ACTIVITY: Copy the entire passage on oscar skin pigmentation word for word.

+++ TEXT SHOWN +++

Many cichlid species display conspicuous body coloration and color patterns. Within species, body coloration may be sexually dimorphic, show ontogenetic and geographic variation, as well as vary with social status (Maan & Sefc, 2013). In this issue, Wang et al. (2023) investigated the mechanisms that underlie the amelanic variant of the oscar, Astronotus ocellatus (Agassiz, 1831), a cichlid from the Amazon basin. Using a combination of ultrastructure, metabolome, and transcriptome profiles, they compared the skin from normal and amelanistic individuals. While normal skin contained stellate-shaped melanophores with mature melanosomes, amelanistic skin was characterized by oval-shaped melanophores and immature melanosomes with lower melanin content than normal skin. The study also documented differences in the metabolomes and transcriptomes of normal and amelanistic fish. Furthermore, a number of well-studied melanin-related genes contained non-synonymous SNPs in functional domains. With this integrative approach, the study provides new insights into the genes, metabolites, and pathways responsible for loss of pigmentation.

+++ DATA SECTION +++

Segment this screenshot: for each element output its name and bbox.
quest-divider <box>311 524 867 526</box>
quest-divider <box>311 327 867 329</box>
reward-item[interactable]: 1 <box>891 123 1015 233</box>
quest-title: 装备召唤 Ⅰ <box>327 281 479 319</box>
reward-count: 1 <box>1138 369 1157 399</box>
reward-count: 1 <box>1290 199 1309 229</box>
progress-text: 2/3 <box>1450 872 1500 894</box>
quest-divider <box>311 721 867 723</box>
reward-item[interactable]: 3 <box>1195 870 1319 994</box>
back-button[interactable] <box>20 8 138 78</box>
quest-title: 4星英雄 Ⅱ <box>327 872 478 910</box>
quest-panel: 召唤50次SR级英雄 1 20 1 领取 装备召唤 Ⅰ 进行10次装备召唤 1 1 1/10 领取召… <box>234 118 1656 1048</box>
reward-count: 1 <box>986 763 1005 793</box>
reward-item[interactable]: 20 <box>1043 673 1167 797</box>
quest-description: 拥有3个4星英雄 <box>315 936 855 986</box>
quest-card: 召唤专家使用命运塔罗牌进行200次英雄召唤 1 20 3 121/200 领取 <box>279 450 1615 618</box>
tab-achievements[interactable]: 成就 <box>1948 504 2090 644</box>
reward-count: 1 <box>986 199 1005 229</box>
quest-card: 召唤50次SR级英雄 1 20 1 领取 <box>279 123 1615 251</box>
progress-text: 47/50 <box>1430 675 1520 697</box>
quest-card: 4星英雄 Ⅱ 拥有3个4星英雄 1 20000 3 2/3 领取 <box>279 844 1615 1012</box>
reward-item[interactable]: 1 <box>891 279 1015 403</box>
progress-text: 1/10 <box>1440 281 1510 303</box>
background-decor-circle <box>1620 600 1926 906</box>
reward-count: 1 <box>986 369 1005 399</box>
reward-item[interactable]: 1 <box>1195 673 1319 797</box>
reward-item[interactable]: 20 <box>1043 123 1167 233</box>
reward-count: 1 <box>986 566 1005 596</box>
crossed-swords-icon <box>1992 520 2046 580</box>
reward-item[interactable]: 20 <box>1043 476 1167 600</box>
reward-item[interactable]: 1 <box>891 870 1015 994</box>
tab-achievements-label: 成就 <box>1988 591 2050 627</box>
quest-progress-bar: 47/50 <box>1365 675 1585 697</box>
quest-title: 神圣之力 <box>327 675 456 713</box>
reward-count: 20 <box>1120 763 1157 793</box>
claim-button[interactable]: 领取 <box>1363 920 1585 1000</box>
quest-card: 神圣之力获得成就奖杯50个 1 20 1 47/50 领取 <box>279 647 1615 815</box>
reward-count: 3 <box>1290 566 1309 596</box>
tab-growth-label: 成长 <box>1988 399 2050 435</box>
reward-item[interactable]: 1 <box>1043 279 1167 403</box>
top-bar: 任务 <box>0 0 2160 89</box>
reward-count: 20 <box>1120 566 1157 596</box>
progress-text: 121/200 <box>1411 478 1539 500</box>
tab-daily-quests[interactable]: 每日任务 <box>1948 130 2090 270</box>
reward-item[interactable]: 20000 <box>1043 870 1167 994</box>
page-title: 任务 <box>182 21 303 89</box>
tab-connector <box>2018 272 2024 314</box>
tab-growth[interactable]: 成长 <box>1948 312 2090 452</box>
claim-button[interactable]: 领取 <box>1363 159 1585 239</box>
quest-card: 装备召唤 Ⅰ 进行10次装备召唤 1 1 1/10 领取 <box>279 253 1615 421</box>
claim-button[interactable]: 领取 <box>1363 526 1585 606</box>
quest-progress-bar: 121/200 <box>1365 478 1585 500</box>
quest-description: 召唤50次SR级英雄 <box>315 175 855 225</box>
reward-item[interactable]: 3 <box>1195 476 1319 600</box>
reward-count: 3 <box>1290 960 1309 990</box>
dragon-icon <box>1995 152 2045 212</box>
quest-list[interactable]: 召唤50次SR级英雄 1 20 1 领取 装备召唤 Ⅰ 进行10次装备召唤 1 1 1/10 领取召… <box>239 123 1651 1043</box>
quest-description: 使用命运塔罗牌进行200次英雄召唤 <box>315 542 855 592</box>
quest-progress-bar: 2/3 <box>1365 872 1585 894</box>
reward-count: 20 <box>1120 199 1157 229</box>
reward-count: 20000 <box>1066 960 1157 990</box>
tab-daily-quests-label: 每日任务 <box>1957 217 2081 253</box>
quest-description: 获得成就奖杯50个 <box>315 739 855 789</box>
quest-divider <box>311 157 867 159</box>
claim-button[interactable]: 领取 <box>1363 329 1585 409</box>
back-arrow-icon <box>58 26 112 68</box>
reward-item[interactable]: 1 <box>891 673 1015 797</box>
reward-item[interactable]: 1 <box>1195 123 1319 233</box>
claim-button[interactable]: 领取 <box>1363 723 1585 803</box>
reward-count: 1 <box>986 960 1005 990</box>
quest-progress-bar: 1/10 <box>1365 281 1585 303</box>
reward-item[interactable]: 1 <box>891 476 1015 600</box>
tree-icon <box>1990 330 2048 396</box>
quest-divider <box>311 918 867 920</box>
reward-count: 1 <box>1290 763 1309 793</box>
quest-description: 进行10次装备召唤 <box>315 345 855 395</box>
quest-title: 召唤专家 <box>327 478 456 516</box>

+++

RESULT OF THIS TASK:
Many cichlid species display conspicuous body coloration and color patterns. Within species, body coloration may be sexually dimorphic, show ontogenetic and geographic variation, as well as vary with social status (Maan & Sefc, 2013). In this issue, Wang et al. (2023) investigated the mechanisms that underlie the amelanic variant of the oscar, Astronotus ocellatus (Agassiz, 1831), a cichlid from the Amazon basin. Using a combination of ultrastructure, metabolome, and transcriptome profiles, they compared the skin from normal and amelanistic individuals. While normal skin contained stellate-shaped melanophores with mature melanosomes, amelanistic skin was characterized by oval-shaped melanophores and immature melanosomes with lower melanin content than normal skin. The study also documented differences in the metabolomes and transcriptomes of normal and amelanistic fish. Furthermore, a number of well-studied melanin-related genes contained non-synonymous SNPs in functional domains. With this integrative approach, the study provides new insights into the genes, metabolites, and pathways responsible for loss of pigmentation.